Supplied information:

** start **

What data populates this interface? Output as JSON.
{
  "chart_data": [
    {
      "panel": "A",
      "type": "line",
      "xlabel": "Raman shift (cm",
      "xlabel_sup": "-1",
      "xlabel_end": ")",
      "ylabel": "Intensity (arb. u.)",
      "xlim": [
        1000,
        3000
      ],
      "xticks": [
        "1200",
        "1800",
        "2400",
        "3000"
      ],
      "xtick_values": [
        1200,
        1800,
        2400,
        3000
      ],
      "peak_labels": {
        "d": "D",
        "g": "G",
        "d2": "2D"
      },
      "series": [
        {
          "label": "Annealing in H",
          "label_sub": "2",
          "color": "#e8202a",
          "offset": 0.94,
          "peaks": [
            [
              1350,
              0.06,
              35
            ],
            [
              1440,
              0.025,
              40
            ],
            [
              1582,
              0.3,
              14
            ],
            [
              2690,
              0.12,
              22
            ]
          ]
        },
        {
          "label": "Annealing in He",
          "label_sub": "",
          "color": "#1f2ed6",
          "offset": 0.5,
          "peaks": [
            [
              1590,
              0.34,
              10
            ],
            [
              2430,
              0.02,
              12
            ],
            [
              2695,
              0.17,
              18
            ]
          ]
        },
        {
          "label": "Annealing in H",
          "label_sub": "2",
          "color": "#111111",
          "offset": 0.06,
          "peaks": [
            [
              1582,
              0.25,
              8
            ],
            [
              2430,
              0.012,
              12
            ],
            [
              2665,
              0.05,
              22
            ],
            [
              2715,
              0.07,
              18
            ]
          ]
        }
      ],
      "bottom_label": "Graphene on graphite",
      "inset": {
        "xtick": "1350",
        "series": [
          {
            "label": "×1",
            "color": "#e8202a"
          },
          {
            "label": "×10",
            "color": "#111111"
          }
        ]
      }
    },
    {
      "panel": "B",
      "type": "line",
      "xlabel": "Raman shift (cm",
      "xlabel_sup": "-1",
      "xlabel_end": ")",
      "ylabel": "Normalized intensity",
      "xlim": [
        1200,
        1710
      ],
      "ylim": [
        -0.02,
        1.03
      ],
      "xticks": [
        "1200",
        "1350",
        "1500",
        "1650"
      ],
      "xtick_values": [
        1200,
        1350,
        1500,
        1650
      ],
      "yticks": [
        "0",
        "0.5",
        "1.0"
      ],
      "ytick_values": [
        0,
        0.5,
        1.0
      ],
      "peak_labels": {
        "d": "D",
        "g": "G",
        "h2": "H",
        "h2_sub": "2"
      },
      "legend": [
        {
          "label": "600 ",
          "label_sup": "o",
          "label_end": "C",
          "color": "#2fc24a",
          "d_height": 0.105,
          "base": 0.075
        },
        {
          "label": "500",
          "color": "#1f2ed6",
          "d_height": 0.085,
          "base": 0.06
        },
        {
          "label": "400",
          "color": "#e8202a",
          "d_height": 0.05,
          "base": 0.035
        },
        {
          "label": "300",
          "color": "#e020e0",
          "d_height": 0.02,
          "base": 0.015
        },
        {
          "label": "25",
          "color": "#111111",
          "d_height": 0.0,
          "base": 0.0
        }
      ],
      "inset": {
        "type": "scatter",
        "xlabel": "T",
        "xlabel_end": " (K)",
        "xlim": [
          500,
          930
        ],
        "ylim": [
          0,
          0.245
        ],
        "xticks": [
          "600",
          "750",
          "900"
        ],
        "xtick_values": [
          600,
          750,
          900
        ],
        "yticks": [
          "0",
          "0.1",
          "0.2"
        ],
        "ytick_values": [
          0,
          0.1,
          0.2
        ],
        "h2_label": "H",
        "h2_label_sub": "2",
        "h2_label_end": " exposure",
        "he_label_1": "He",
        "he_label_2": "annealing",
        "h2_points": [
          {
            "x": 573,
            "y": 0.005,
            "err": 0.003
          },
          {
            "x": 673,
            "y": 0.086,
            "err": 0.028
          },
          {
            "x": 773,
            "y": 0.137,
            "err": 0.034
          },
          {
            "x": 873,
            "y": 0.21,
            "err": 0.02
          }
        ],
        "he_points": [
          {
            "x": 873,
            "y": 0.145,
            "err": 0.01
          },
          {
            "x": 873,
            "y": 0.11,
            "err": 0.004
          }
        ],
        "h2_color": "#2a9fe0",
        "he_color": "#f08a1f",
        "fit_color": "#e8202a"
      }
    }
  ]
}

** end **

Your instructions:
Pull out all lines from the entries above that include the word "ylabel".

Solution to this exercise:
      "ylabel": "Intensity (arb. u.)",
      "ylabel": "Normalized intensity",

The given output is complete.